• **Fragmento**
Hay quien opina, recurriendo a una arriesgada etimología, que la palabra snob proviene de sine nobilitate, que era la mención que se daba en las escuelas a los alumnos que no poseían un título de nobleza. Y existe realmente un tipo de burguesito —que en la jerga más despectiva del español se llama un «pijo»— que practica un esnobismo vulgar de catecismo, de conveniencia, de marca industrial. Pero yo creo que el verdadero esnob es otra cosa: un provocador desclasado, una especie de dandi que conquista la libertad a base de contradicciones y arbitrariedades. Alcibíades tenía claro que Sócrates era un esnob y, por eso, se sentía fascinado por el raro encanto de su personalidad. ¿Puede haber algo más esnob que ser un sabio y sentirse ignorante, frente a la vulgaridad de tantos ignorantes que se creen sabios?
Hay algo divino en el esnob, aunque a veces sea simple divismo. Arrojarse al Etna como Empédocles es una forma esnob del suicidio, porque hay métodos más sencillos aunque no sean tan estéticos. También Sócrates se comportaba como un divo cuando salía a pasear descalzo por las calles heladas de Atenas. Había estudiado en la escuela aristocrática de los héroes homéricos y no se defendió ante sus verdugos, porque los consideraba unos gañanes. Sólo Platón parece no haberse enterado de que Sócrates era un «seductor». Y quizá por eso tuvo miedo de asistir al espectáculo genial de la muerte de su maestro. Un hombre tiene que ser muy esnob para suicidarse con un perejil venenoso.
Cicerón —gran esnob— se hizo del partido de Pompeyo cuando vio a Julio César ponerse la capa torpemente, sin ningún estilo.
Sartre —siempre tan vulgar— creyó insultar al Aretino llamándole «el mejor de los esnobs». Honoré de Balzac, George Sand, Franz Liszt, Richard Wagner, Nietzsche, Oscar Wilde, Ramón María del Valle-Inclán (¿cómo pudo conseguir un nombre tan esnob?) o Jean Cocteau son grandes esnobs de la cultura europea. Máximo Gorki fue un magnífico esnob que se paseaba con una capa y un loro por Capri. Por eso le mandó Stalin unos bombones envenenados. ¿Y qué decir del viejo Tolstoi, que se presentó en casa de Herzen, en las nieblas londinenses, vestido con unas botas de montar? Se había dejado el caballo en Moscú.
Willy Shakespeare (los amigos le llamaban así) y Geordy Byron, Sissi (llevaba un ancla tatuada en el hombro) y Coco (una gata negra con cadenas), Toto (es el nombre que Juliette Drouet le daba a Victor Hugo) y Rimbaud, monsieur Proust (también su maman) y Sacha Guitry, Picasso y Misia Sert fueron divinos esnobs.
Hay mucha gente que canta a Wagner. Pero la gloria de un esnob es llegar a la posteridad, como la gran Nellie Melba, convertida en un melocotón. Y también Descartes aparece también en este libro, junto con Cristina de Suecia, los trenes, los barcos… y un melón.

• **Registros extraídos**
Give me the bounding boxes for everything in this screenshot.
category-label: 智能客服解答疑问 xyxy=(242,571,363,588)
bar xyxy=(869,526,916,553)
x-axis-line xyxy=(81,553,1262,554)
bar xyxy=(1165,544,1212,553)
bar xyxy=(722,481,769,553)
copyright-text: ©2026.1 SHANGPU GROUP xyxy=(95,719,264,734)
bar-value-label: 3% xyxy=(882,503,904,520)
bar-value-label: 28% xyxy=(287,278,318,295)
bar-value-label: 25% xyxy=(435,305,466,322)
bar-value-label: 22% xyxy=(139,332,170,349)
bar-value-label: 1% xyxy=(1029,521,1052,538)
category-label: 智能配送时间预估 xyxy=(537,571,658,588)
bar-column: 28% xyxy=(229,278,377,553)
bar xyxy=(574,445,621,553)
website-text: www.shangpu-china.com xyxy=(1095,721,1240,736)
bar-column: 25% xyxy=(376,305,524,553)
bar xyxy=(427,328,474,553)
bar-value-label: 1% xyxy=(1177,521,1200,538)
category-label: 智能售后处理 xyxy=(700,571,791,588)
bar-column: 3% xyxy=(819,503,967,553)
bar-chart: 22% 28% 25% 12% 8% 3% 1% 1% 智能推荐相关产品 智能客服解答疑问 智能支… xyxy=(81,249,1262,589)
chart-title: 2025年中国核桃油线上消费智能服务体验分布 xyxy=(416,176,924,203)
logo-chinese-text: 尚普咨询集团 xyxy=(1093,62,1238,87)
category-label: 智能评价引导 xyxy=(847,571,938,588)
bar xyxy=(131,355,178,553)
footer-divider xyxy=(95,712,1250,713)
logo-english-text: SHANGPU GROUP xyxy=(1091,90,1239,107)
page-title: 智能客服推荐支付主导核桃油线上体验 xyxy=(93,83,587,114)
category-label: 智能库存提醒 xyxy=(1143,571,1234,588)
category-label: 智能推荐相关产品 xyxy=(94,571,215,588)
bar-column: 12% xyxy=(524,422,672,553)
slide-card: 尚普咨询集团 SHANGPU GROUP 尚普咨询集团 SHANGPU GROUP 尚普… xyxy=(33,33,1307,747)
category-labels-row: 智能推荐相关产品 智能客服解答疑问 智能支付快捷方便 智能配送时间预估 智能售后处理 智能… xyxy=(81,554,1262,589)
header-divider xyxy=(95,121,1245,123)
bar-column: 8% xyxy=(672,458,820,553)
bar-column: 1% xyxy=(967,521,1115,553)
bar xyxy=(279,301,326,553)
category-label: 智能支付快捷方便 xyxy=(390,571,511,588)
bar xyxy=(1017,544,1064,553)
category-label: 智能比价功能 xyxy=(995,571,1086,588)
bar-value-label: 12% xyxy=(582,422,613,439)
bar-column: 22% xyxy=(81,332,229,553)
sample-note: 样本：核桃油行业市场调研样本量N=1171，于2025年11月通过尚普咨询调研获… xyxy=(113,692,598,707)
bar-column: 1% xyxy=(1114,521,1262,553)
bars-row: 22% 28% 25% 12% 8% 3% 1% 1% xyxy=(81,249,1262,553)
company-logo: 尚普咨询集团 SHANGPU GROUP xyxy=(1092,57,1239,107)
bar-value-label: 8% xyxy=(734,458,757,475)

• **Tareas obligatorias**
[A] Enumera todas las personas que el texto sobre el esnobismo nombra como grandes esnobs de la cultura europea.
[B] Vuelve a escribir, sin cambiar nada, la parte del texto sobre el esnobismo que empieza en "Willy Shakespeare (los" y termina en "fueron divinos esnobs.".

• **Respuestas por tarea**
[A] Honoré de Balzac, George Sand, Franz Liszt, Richard Wagner, Nietzsche, Oscar Wilde, Ramón María del Valle-Inclán y Jean Cocteau.

[B]
Willy Shakespeare (los amigos le llamaban así) y Geordy Byron, Sissi (llevaba un ancla tatuada en el hombro) y Coco (una gata negra con cadenas), Toto (es el nombre que Juliette Drouet le daba a Victor Hugo) y Rimbaud, monsieur Proust (también su maman) y Sacha Guitry, Picasso y Misia Sert fueron divinos esnobs.